* BEGIN RAW RECORDS *

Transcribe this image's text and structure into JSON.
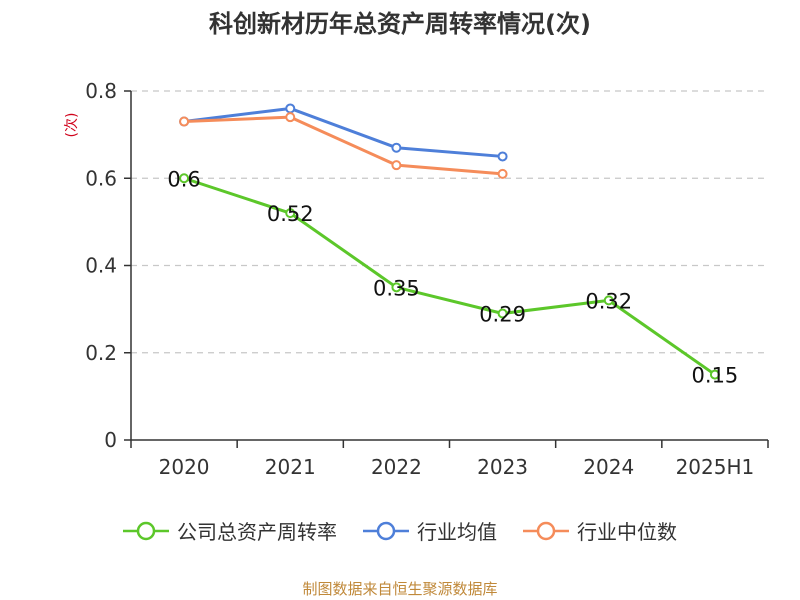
{
  "source_note": "制图数据来自恒生聚源数据库",
  "chart_data": {
    "type": "line",
    "title": "科创新材历年总资产周转率情况(次)",
    "ylabel": "(次)",
    "categories": [
      "2020",
      "2021",
      "2022",
      "2023",
      "2024",
      "2025H1"
    ],
    "ylim": [
      0,
      0.8
    ],
    "yticks": [
      0,
      0.2,
      0.4,
      0.6,
      0.8
    ],
    "ytick_labels": [
      "0",
      "0.2",
      "0.4",
      "0.6",
      "0.8"
    ],
    "grid": true,
    "legend_position": "bottom",
    "series": [
      {
        "name": "公司总资产周转率",
        "color": "#5cc72a",
        "values": [
          0.6,
          0.52,
          0.35,
          0.29,
          0.32,
          0.15
        ],
        "labels": [
          "0.6",
          "0.52",
          "0.35",
          "0.29",
          "0.32",
          "0.15"
        ]
      },
      {
        "name": "行业均值",
        "color": "#4e7fd9",
        "values": [
          0.73,
          0.76,
          0.67,
          0.65,
          null,
          null
        ]
      },
      {
        "name": "行业中位数",
        "color": "#f58c5a",
        "values": [
          0.73,
          0.74,
          0.63,
          0.61,
          null,
          null
        ]
      }
    ]
  }
}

* END RAW RECORDS *

TASK DESCRIPTION >> The records above must be echoed exactly, minus their pictures.

SOLUTION FOR THIS EXERCISE >>
Transcribe this image's text and structure into JSON.
{
  "source_note": "制图数据来自恒生聚源数据库",
  "chart_data": {
    "type": "line",
    "title": "科创新材历年总资产周转率情况(次)",
    "ylabel": "(次)",
    "categories": [
      "2020",
      "2021",
      "2022",
      "2023",
      "2024",
      "2025H1"
    ],
    "ylim": [
      0,
      0.8
    ],
    "yticks": [
      0,
      0.2,
      0.4,
      0.6,
      0.8
    ],
    "ytick_labels": [
      "0",
      "0.2",
      "0.4",
      "0.6",
      "0.8"
    ],
    "grid": true,
    "legend_position": "bottom",
    "series": [
      {
        "name": "公司总资产周转率",
        "color": "#5cc72a",
        "values": [
          0.6,
          0.52,
          0.35,
          0.29,
          0.32,
          0.15
        ],
        "labels": [
          "0.6",
          "0.52",
          "0.35",
          "0.29",
          "0.32",
          "0.15"
        ]
      },
      {
        "name": "行业均值",
        "color": "#4e7fd9",
        "values": [
          0.73,
          0.76,
          0.67,
          0.65,
          null,
          null
        ]
      },
      {
        "name": "行业中位数",
        "color": "#f58c5a",
        "values": [
          0.73,
          0.74,
          0.63,
          0.61,
          null,
          null
        ]
      }
    ]
  }
}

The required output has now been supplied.